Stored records
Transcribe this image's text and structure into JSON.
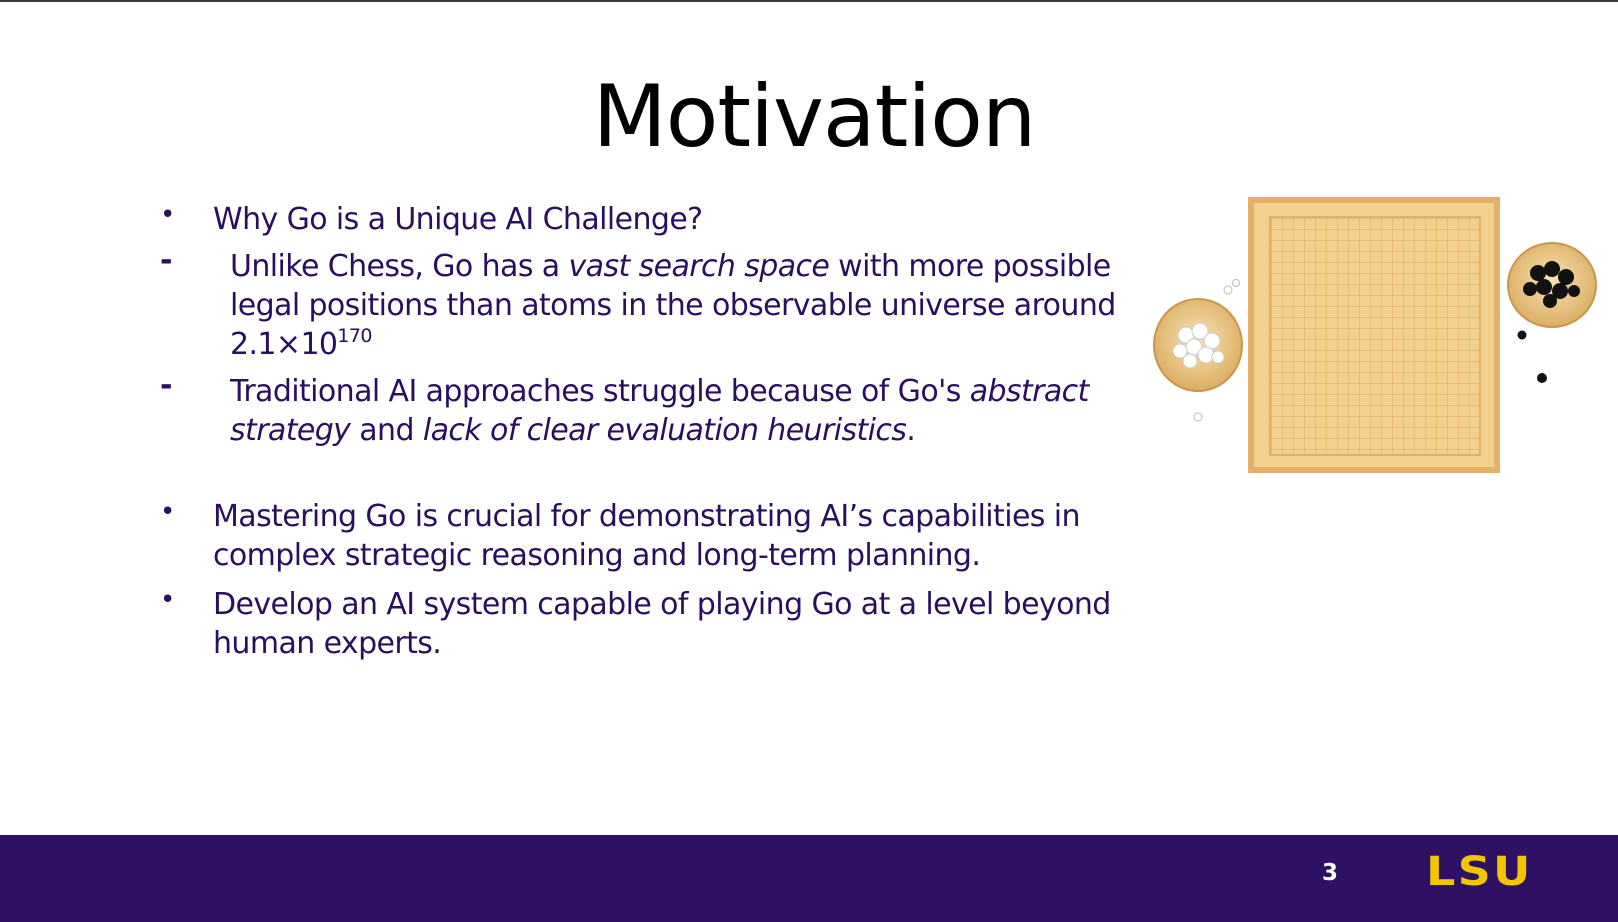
{
  "slide": {
    "title": "Motivation",
    "bullets": [
      {
        "marker": "•",
        "text": "Why Go is a Unique AI Challenge?"
      },
      {
        "marker": "-",
        "parts": [
          "Unlike Chess, Go has a ",
          "vast search space",
          " with more possible legal positions than atoms in the observable universe around 2.1×10",
          "170"
        ]
      },
      {
        "marker": "-",
        "parts": [
          "Traditional AI approaches struggle because of Go's ",
          "abstract strategy",
          " and ",
          "lack of clear evaluation heuristics",
          "."
        ]
      },
      {
        "marker": "•",
        "text": "Mastering Go is crucial for demonstrating AI’s capabilities in complex strategic reasoning and long-term planning."
      },
      {
        "marker": "•",
        "text": "Develop an AI system capable of playing Go at a level beyond human experts."
      }
    ]
  },
  "illustration": {
    "icon": "go-board-with-stone-bowls-icon",
    "board_color": "#f3d08c",
    "board_edge_color": "#e5b062",
    "grid_color": "#d9a85a",
    "white_stone_color": "#ffffff",
    "black_stone_color": "#111111"
  },
  "footer": {
    "page_number": "3",
    "logo_text": "LSU",
    "background_color": "#2f1163",
    "logo_color": "#f2c500"
  }
}
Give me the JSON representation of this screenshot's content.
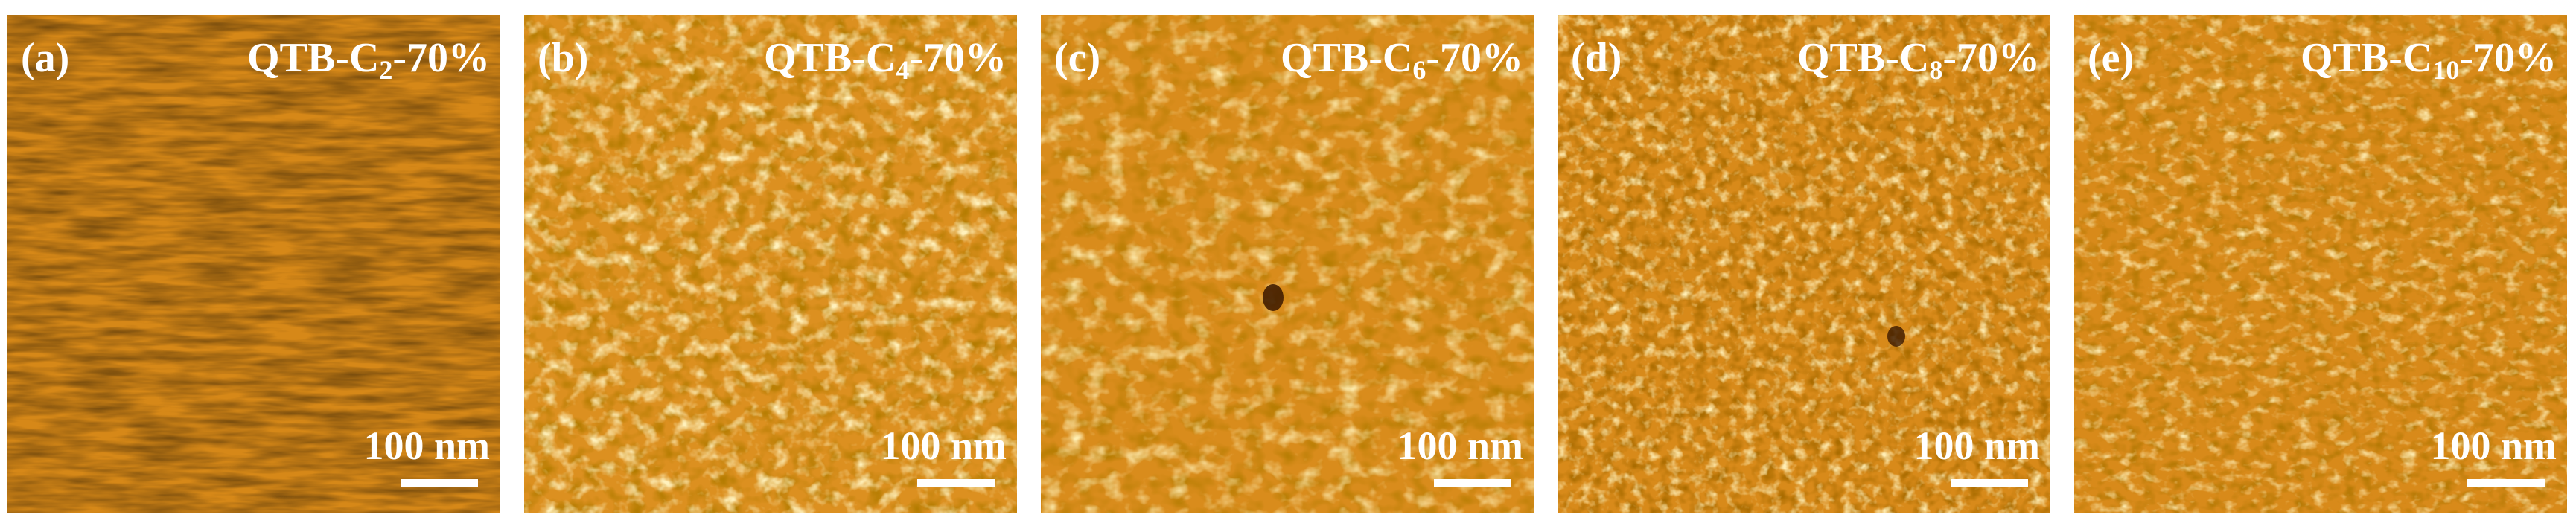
{
  "panels": [
    {
      "letter": "(a)",
      "name_prefix": "QTB-C",
      "name_sub": "2",
      "name_suffix": "-70%",
      "scale_label": "100 nm"
    },
    {
      "letter": "(b)",
      "name_prefix": "QTB-C",
      "name_sub": "4",
      "name_suffix": "-70%",
      "scale_label": "100 nm"
    },
    {
      "letter": "(c)",
      "name_prefix": "QTB-C",
      "name_sub": "6",
      "name_suffix": "-70%",
      "scale_label": "100 nm"
    },
    {
      "letter": "(d)",
      "name_prefix": "QTB-C",
      "name_sub": "8",
      "name_suffix": "-70%",
      "scale_label": "100 nm"
    },
    {
      "letter": "(e)",
      "name_prefix": "QTB-C",
      "name_sub": "10",
      "name_suffix": "-70%",
      "scale_label": "100 nm"
    }
  ],
  "colors": {
    "base": "#d88a18",
    "dark": "#7a3a00",
    "light": "#f8d870",
    "text": "#ffffff"
  }
}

# [The task]
Reproduce the full listing above verbatim, with no pictures included.

# [Written solution]
Transcribe this image's text and structure into JSON.
{
  "slide": {
    "title": "Motivation",
    "bullets": [
      {
        "marker": "•",
        "text": "Why Go is a Unique AI Challenge?"
      },
      {
        "marker": "-",
        "parts": [
          "Unlike Chess, Go has a ",
          "vast search space",
          " with more possible legal positions than atoms in the observable universe around 2.1×10",
          "170"
        ]
      },
      {
        "marker": "-",
        "parts": [
          "Traditional AI approaches struggle because of Go's ",
          "abstract strategy",
          " and ",
          "lack of clear evaluation heuristics",
          "."
        ]
      },
      {
        "marker": "•",
        "text": "Mastering Go is crucial for demonstrating AI’s capabilities in complex strategic reasoning and long-term planning."
      },
      {
        "marker": "•",
        "text": "Develop an AI system capable of playing Go at a level beyond human experts."
      }
    ]
  },
  "illustration": {
    "icon": "go-board-with-stone-bowls-icon",
    "board_color": "#f3d08c",
    "board_edge_color": "#e5b062",
    "grid_color": "#d9a85a",
    "white_stone_color": "#ffffff",
    "black_stone_color": "#111111"
  },
  "footer": {
    "page_number": "3",
    "logo_text": "LSU",
    "background_color": "#2f1163",
    "logo_color": "#f2c500"
  }
}
Give me the JSON representation of this screenshot's content.
{
  "panels": [
    {
      "letter": "(a)",
      "name_prefix": "QTB-C",
      "name_sub": "2",
      "name_suffix": "-70%",
      "scale_label": "100 nm"
    },
    {
      "letter": "(b)",
      "name_prefix": "QTB-C",
      "name_sub": "4",
      "name_suffix": "-70%",
      "scale_label": "100 nm"
    },
    {
      "letter": "(c)",
      "name_prefix": "QTB-C",
      "name_sub": "6",
      "name_suffix": "-70%",
      "scale_label": "100 nm"
    },
    {
      "letter": "(d)",
      "name_prefix": "QTB-C",
      "name_sub": "8",
      "name_suffix": "-70%",
      "scale_label": "100 nm"
    },
    {
      "letter": "(e)",
      "name_prefix": "QTB-C",
      "name_sub": "10",
      "name_suffix": "-70%",
      "scale_label": "100 nm"
    }
  ],
  "colors": {
    "base": "#d88a18",
    "dark": "#7a3a00",
    "light": "#f8d870",
    "text": "#ffffff"
  }
}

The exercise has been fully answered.